___ WORKING DATA ___

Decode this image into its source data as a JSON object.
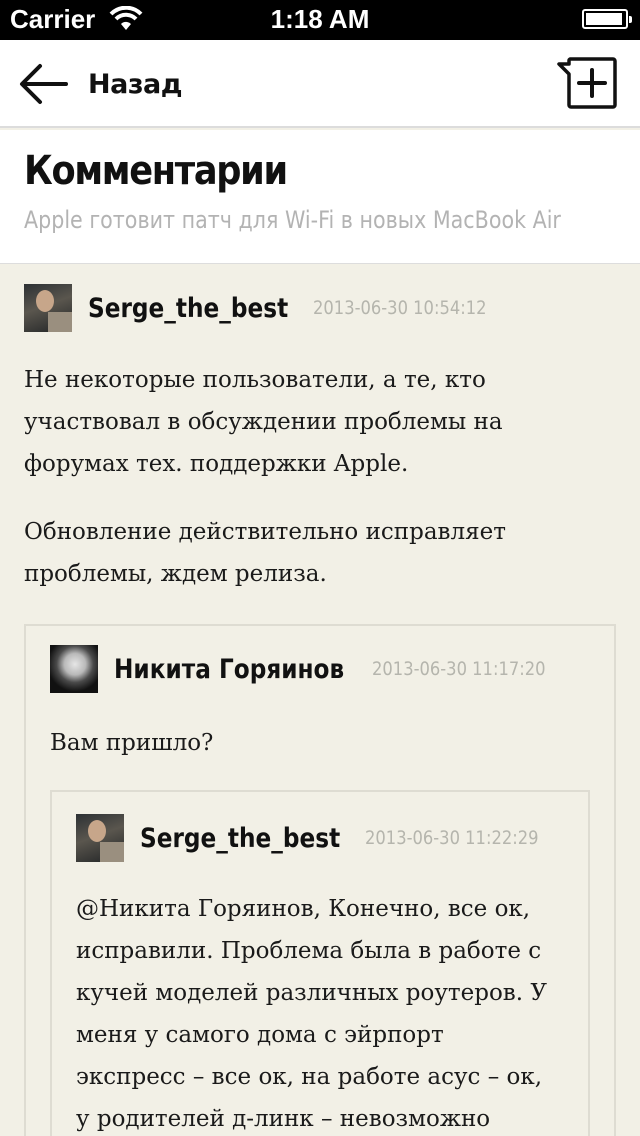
{
  "status_bar": {
    "carrier": "Carrier",
    "time": "1:18 AM"
  },
  "nav": {
    "back_label": "Назад",
    "back_icon": "arrow-left-icon",
    "add_icon": "add-comment-icon"
  },
  "header": {
    "title": "Комментарии",
    "article_title": "Apple готовит патч для Wi-Fi в новых MacBook Air"
  },
  "comments": [
    {
      "author": "Serge_the_best",
      "timestamp": "2013-06-30 10:54:12",
      "avatar": "user-photo",
      "paragraphs": [
        [
          "Не некоторые пользователи, а те, кто",
          "участвовал в обсуждении проблемы на",
          "форумах тех. поддержки Apple."
        ],
        [
          "Обновление действительно исправляет",
          "проблемы, ждем релиза."
        ]
      ],
      "replies": [
        {
          "author": "Никита Горяинов",
          "timestamp": "2013-06-30 11:17:20",
          "avatar": "user-photo",
          "paragraphs": [
            [
              "Вам пришло?"
            ]
          ],
          "replies": [
            {
              "author": "Serge_the_best",
              "timestamp": "2013-06-30 11:22:29",
              "avatar": "user-photo",
              "paragraphs": [
                [
                  "@Никита Горяинов, Конечно, все ок,",
                  "исправили. Проблема была в работе с",
                  "кучей моделей различных роутеров. У",
                  "меня у самого дома с эйрпорт",
                  "экспресс – все ок, на работе асус – ок,",
                  "у родителей д-линк – невозможно"
                ]
              ]
            }
          ]
        }
      ]
    }
  ]
}
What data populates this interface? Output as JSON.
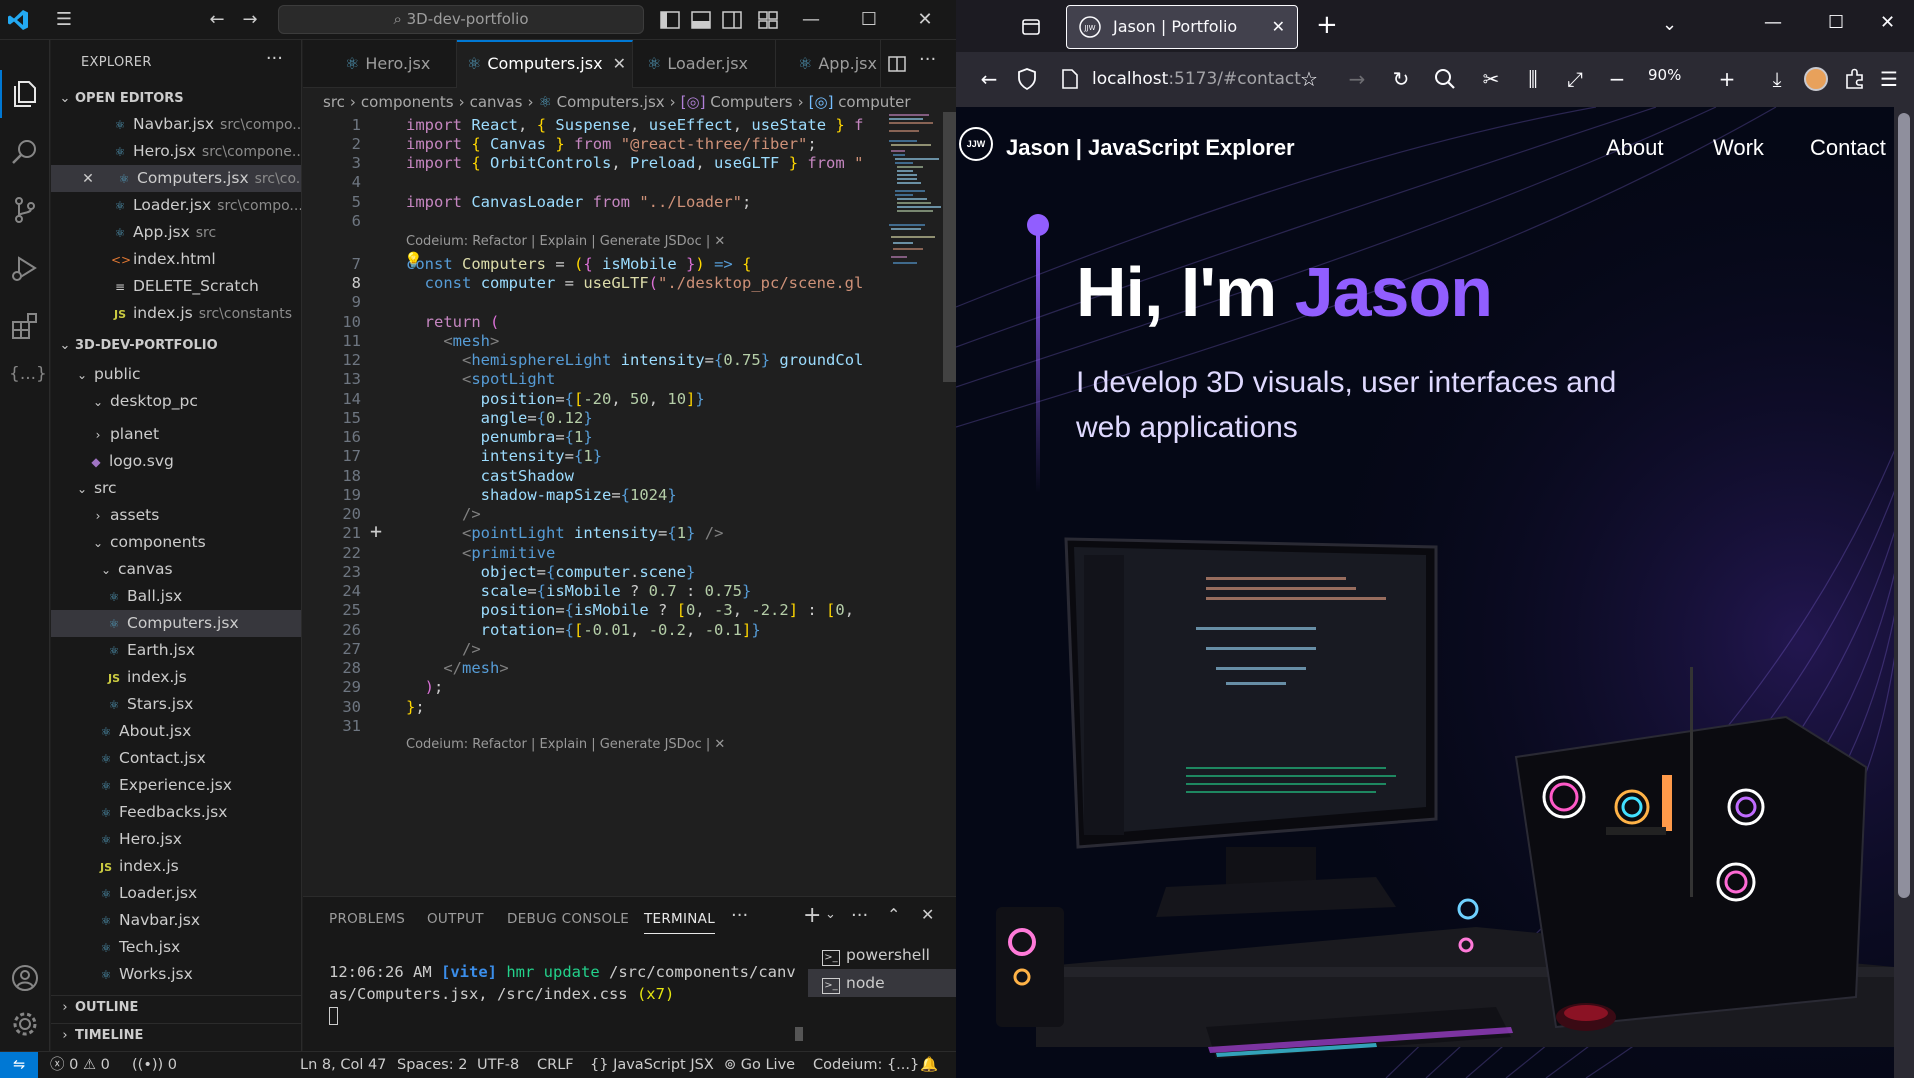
{
  "vscode": {
    "search": "3D-dev-portfolio",
    "explorer_title": "EXPLORER",
    "open_editors_title": "OPEN EDITORS",
    "open_editors": [
      {
        "name": "Navbar.jsx",
        "path": "src\\compo..."
      },
      {
        "name": "Hero.jsx",
        "path": "src\\compone..."
      },
      {
        "name": "Computers.jsx",
        "path": "src\\co..."
      },
      {
        "name": "Loader.jsx",
        "path": "src\\compo..."
      },
      {
        "name": "App.jsx",
        "path": "src"
      },
      {
        "name": "index.html",
        "path": ""
      },
      {
        "name": "DELETE_Scratch",
        "path": ""
      },
      {
        "name": "index.js",
        "path": "src\\constants"
      }
    ],
    "project_title": "3D-DEV-PORTFOLIO",
    "tree": [
      "public",
      "desktop_pc",
      "planet",
      "logo.svg",
      "src",
      "assets",
      "components",
      "canvas",
      "Ball.jsx",
      "Computers.jsx",
      "Earth.jsx",
      "index.js",
      "Stars.jsx",
      "About.jsx",
      "Contact.jsx",
      "Experience.jsx",
      "Feedbacks.jsx",
      "Hero.jsx",
      "index.js",
      "Loader.jsx",
      "Navbar.jsx",
      "Tech.jsx",
      "Works.jsx"
    ],
    "outline_title": "OUTLINE",
    "timeline_title": "TIMELINE",
    "tabs": [
      "Hero.jsx",
      "Computers.jsx",
      "Loader.jsx",
      "App.jsx"
    ],
    "breadcrumb": [
      "src",
      "components",
      "canvas",
      "Computers.jsx",
      "Computers",
      "computer"
    ],
    "codelens": "Codeium: Refactor | Explain | Generate JSDoc | ✕",
    "panel_tabs": [
      "PROBLEMS",
      "OUTPUT",
      "DEBUG CONSOLE",
      "TERMINAL"
    ],
    "terminal": {
      "time": "12:06:26 AM",
      "tag": "[vite]",
      "msg": "hmr update",
      "line1_path": "/src/components/canv",
      "line2_path": "as/Computers.jsx, /src/index.css",
      "count": "(x7)"
    },
    "terminal_list": [
      "powershell",
      "node"
    ],
    "status": {
      "errors": "0",
      "warnings": "0",
      "ports": "0",
      "position": "Ln 8, Col 47",
      "spaces": "Spaces: 2",
      "encoding": "UTF-8",
      "eol": "CRLF",
      "language": "JavaScript JSX",
      "golive": "Go Live",
      "codeium": "Codeium: {...}"
    }
  },
  "browser": {
    "tab_title": "Jason | Portfolio",
    "url_host": "localhost",
    "url_rest": ":5173/#contact",
    "zoom": "90%"
  },
  "site": {
    "logo": "JJW",
    "brand": "Jason | JavaScript Explorer",
    "nav": [
      "About",
      "Work",
      "Contact"
    ],
    "hero_prefix": "Hi, I'm ",
    "hero_name": "Jason",
    "hero_sub": "I develop 3D visuals, user interfaces and web applications"
  },
  "colors": {
    "accent": "#915eff",
    "vscode_blue": "#0078d4",
    "site_bg": "#050816"
  }
}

___

REQUIREMENTS:
Pick every line with "Jason" in it and copy it.

OUTPUT OF THE EXERCISE:
    "tab_title": "Jason | Portfolio",
    "brand": "Jason | JavaScript Explorer",
    "hero_name": "Jason",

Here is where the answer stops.